[Dataset listings of figures]

=== Begin Enclosure ===

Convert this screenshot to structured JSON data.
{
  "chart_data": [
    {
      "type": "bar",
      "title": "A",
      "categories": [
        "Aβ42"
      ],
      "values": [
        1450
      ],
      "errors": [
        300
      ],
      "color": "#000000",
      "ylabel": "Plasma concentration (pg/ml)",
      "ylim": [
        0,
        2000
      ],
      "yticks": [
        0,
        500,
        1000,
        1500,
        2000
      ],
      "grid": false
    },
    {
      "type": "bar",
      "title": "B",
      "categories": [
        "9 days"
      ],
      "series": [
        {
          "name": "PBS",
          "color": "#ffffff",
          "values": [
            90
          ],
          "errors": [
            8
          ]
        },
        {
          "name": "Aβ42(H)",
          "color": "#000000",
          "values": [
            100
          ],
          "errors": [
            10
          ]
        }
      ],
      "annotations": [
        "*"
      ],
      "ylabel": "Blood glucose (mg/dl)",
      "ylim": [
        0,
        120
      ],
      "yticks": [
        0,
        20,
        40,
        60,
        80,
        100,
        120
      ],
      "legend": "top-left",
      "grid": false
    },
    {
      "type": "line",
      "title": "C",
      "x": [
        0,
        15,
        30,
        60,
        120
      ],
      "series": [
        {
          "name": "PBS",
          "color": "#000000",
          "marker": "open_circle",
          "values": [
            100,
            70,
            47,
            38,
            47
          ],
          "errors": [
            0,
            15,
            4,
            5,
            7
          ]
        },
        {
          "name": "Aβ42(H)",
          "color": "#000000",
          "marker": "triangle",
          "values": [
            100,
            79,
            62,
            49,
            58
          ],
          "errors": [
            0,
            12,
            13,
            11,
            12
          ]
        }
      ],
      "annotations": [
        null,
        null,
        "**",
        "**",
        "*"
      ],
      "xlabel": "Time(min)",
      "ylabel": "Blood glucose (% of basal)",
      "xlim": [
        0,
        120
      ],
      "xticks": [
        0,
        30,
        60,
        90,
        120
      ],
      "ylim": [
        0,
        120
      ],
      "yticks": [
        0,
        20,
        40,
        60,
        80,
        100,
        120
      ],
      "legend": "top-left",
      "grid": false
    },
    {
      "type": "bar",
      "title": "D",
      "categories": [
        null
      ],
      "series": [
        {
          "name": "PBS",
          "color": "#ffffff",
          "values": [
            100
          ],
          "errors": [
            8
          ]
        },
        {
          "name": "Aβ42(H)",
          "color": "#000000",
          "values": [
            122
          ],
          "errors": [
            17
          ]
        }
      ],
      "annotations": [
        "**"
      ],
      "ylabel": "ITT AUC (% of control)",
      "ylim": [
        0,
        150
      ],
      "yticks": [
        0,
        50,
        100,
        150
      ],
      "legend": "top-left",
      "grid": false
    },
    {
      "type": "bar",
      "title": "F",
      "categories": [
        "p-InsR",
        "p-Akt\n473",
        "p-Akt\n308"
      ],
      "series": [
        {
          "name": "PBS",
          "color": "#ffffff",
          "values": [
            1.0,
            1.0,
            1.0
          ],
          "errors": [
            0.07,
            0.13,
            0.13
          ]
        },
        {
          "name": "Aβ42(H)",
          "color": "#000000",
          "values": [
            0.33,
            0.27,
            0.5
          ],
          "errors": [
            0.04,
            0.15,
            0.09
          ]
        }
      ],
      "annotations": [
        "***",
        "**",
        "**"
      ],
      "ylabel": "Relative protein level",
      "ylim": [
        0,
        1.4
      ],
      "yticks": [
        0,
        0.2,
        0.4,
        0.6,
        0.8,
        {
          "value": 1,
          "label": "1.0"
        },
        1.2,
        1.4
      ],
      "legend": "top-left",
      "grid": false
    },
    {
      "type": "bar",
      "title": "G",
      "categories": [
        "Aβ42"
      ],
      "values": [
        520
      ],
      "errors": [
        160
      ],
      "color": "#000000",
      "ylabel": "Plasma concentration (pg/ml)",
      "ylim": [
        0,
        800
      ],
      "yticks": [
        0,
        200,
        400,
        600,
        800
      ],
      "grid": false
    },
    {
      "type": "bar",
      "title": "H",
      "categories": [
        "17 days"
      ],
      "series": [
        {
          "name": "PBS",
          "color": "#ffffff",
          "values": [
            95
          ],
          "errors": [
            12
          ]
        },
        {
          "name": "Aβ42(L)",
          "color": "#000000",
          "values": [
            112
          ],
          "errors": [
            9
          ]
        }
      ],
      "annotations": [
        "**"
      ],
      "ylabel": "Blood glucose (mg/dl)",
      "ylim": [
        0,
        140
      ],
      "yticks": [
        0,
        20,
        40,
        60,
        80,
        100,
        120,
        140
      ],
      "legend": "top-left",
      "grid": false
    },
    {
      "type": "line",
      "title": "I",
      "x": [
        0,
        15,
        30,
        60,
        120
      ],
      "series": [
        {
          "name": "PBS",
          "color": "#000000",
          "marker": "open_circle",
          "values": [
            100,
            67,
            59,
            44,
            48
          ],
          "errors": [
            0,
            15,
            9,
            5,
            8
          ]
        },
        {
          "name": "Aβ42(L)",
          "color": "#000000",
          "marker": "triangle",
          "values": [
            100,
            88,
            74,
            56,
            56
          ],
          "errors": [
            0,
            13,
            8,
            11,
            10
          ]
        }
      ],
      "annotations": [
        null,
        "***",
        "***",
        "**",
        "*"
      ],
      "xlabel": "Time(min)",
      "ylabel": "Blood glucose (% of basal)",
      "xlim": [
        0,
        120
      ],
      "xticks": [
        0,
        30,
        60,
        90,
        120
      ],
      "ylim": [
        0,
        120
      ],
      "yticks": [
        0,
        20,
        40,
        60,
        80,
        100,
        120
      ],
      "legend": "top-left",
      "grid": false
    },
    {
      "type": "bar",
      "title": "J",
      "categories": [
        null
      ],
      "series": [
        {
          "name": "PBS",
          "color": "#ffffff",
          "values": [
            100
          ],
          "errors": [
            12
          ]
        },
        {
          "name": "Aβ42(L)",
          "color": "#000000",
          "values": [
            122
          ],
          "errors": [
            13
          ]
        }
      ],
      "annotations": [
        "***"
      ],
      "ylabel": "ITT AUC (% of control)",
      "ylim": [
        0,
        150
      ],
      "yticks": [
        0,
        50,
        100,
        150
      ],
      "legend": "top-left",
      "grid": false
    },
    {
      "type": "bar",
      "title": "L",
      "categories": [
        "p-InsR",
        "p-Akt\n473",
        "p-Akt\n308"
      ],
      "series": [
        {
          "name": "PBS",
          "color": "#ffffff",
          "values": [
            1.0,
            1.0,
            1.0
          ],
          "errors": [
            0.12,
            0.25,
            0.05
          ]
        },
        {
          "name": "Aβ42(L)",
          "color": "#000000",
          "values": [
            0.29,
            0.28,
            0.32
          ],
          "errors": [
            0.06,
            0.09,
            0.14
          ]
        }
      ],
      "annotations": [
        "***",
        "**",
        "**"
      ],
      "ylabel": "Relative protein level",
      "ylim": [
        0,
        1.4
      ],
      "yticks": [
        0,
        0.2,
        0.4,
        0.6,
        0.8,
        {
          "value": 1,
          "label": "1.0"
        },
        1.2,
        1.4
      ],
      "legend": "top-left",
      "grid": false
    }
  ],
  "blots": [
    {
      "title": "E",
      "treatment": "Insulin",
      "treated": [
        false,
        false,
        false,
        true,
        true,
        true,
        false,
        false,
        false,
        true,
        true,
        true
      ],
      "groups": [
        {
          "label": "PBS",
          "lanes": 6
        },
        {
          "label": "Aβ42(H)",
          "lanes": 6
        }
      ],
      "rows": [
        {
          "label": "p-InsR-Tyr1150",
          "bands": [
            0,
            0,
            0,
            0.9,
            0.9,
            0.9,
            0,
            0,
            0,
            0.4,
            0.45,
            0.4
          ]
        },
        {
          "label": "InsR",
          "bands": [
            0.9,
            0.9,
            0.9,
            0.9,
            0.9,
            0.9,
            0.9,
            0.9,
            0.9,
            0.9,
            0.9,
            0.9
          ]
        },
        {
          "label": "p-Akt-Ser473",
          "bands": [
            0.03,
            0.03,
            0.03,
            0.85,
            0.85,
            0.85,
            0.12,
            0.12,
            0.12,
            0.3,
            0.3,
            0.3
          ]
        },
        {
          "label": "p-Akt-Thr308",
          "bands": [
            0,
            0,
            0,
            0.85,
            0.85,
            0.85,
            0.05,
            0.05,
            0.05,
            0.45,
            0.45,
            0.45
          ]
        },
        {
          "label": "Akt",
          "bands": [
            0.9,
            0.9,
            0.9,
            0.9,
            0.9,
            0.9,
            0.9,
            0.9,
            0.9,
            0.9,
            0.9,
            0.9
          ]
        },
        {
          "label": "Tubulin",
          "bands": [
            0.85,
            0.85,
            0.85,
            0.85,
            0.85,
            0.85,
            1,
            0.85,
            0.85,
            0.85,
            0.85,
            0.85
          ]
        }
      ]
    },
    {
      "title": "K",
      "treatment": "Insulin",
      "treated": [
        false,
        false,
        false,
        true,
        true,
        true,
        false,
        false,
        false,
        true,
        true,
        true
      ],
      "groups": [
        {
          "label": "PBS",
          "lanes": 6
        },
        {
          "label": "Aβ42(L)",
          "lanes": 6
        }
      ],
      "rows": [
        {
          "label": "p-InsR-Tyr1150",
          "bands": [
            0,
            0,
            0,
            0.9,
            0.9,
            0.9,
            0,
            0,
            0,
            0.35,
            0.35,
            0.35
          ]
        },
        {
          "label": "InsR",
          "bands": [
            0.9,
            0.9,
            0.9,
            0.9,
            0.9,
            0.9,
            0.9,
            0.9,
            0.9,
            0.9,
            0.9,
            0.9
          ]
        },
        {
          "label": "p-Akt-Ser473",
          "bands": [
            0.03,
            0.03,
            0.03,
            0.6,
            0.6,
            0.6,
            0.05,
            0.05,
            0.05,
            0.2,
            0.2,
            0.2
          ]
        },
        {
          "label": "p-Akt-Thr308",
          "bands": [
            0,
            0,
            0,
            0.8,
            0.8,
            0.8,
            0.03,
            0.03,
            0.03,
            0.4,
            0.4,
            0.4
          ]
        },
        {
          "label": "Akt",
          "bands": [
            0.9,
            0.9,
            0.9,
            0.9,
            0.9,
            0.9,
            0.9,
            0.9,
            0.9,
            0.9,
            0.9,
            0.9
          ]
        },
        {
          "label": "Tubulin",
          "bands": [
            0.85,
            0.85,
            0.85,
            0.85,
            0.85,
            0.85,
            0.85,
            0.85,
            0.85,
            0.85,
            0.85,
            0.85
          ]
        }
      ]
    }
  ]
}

=== End Enclosure ===

Within the records above, each line containing "title" is to be returned.

▶ Your response:
      "title": "A",
      "title": "B",
      "title": "C",
      "title": "D",
      "title": "F",
      "title": "G",
      "title": "H",
      "title": "I",
      "title": "J",
      "title": "L",
      "title": "E",
      "title": "K",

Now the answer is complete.